++++ Recorded information
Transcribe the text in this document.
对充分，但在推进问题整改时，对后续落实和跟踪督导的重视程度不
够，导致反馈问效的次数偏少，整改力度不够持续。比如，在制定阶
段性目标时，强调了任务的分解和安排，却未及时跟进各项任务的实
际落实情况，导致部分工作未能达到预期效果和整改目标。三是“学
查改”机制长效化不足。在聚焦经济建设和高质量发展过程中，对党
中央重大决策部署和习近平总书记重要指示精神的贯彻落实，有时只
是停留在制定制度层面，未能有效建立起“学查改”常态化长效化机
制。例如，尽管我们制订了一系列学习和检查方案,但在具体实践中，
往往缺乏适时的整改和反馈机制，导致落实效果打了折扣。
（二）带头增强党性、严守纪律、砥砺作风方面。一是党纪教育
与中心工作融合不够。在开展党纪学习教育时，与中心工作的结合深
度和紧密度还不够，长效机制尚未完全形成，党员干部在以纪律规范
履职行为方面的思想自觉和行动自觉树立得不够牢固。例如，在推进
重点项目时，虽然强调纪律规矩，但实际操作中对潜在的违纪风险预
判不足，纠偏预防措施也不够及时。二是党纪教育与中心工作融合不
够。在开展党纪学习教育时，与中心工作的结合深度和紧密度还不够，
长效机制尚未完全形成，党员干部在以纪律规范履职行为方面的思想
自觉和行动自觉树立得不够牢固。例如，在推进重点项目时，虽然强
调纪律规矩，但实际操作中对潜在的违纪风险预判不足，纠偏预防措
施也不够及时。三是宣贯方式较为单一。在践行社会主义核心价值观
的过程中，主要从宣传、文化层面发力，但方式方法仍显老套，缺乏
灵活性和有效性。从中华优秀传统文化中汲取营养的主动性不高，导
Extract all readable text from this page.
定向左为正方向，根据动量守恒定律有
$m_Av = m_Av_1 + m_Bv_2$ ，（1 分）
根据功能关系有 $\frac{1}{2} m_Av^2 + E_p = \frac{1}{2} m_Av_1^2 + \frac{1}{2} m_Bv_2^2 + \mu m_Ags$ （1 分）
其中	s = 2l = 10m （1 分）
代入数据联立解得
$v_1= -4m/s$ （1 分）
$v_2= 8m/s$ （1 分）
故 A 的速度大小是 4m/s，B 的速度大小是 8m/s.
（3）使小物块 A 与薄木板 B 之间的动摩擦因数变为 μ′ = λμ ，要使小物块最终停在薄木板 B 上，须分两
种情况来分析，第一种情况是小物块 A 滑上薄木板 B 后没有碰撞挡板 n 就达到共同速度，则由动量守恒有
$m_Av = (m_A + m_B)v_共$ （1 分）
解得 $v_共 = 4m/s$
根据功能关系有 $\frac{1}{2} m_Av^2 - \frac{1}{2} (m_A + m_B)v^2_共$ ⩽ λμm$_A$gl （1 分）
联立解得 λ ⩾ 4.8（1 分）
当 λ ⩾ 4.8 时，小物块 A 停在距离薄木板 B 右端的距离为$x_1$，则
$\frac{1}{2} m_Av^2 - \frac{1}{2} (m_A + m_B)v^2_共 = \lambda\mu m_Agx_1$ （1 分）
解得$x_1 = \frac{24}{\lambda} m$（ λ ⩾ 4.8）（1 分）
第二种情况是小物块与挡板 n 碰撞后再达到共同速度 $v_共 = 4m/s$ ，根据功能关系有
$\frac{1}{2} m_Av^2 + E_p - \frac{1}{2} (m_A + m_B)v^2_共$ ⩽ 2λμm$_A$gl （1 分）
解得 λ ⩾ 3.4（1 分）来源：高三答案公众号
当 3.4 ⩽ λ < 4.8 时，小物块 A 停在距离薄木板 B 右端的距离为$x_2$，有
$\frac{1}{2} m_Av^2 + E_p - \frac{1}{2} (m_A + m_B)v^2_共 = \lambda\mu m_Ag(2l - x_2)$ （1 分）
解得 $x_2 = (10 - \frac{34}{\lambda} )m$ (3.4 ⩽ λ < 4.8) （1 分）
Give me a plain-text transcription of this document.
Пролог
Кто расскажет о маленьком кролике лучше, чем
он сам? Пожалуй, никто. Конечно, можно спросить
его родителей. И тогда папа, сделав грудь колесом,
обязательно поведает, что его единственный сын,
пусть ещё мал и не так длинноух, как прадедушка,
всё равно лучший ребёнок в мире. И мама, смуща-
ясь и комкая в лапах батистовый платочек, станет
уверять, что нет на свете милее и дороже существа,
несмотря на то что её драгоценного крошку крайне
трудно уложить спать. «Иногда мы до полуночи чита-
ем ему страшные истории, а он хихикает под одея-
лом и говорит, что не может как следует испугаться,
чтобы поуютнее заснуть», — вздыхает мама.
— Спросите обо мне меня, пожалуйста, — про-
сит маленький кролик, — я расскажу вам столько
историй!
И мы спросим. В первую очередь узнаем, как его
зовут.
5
++++++++
• Direction: Beginning with the line that contains "Give me a plain-text", repeat every line through the end of the records and nothing more.

• Exercise answer:
Give me a plain-text transcription of this document.
Пролог
Кто расскажет о маленьком кролике лучше, чем
он сам? Пожалуй, никто. Конечно, можно спросить
его родителей. И тогда папа, сделав грудь колесом,
обязательно поведает, что его единственный сын,
пусть ещё мал и не так длинноух, как прадедушка,
всё равно лучший ребёнок в мире. И мама, смуща-
ясь и комкая в лапах батистовый платочек, станет
уверять, что нет на свете милее и дороже существа,
несмотря на то что её драгоценного крошку крайне
трудно уложить спать. «Иногда мы до полуночи чита-
ем ему страшные истории, а он хихикает под одея-
лом и говорит, что не может как следует испугаться,
чтобы поуютнее заснуть», — вздыхает мама.
— Спросите обо мне меня, пожалуйста, — про-
сит маленький кролик, — я расскажу вам столько
историй!
И мы спросим. В первую очередь узнаем, как его
зовут.
5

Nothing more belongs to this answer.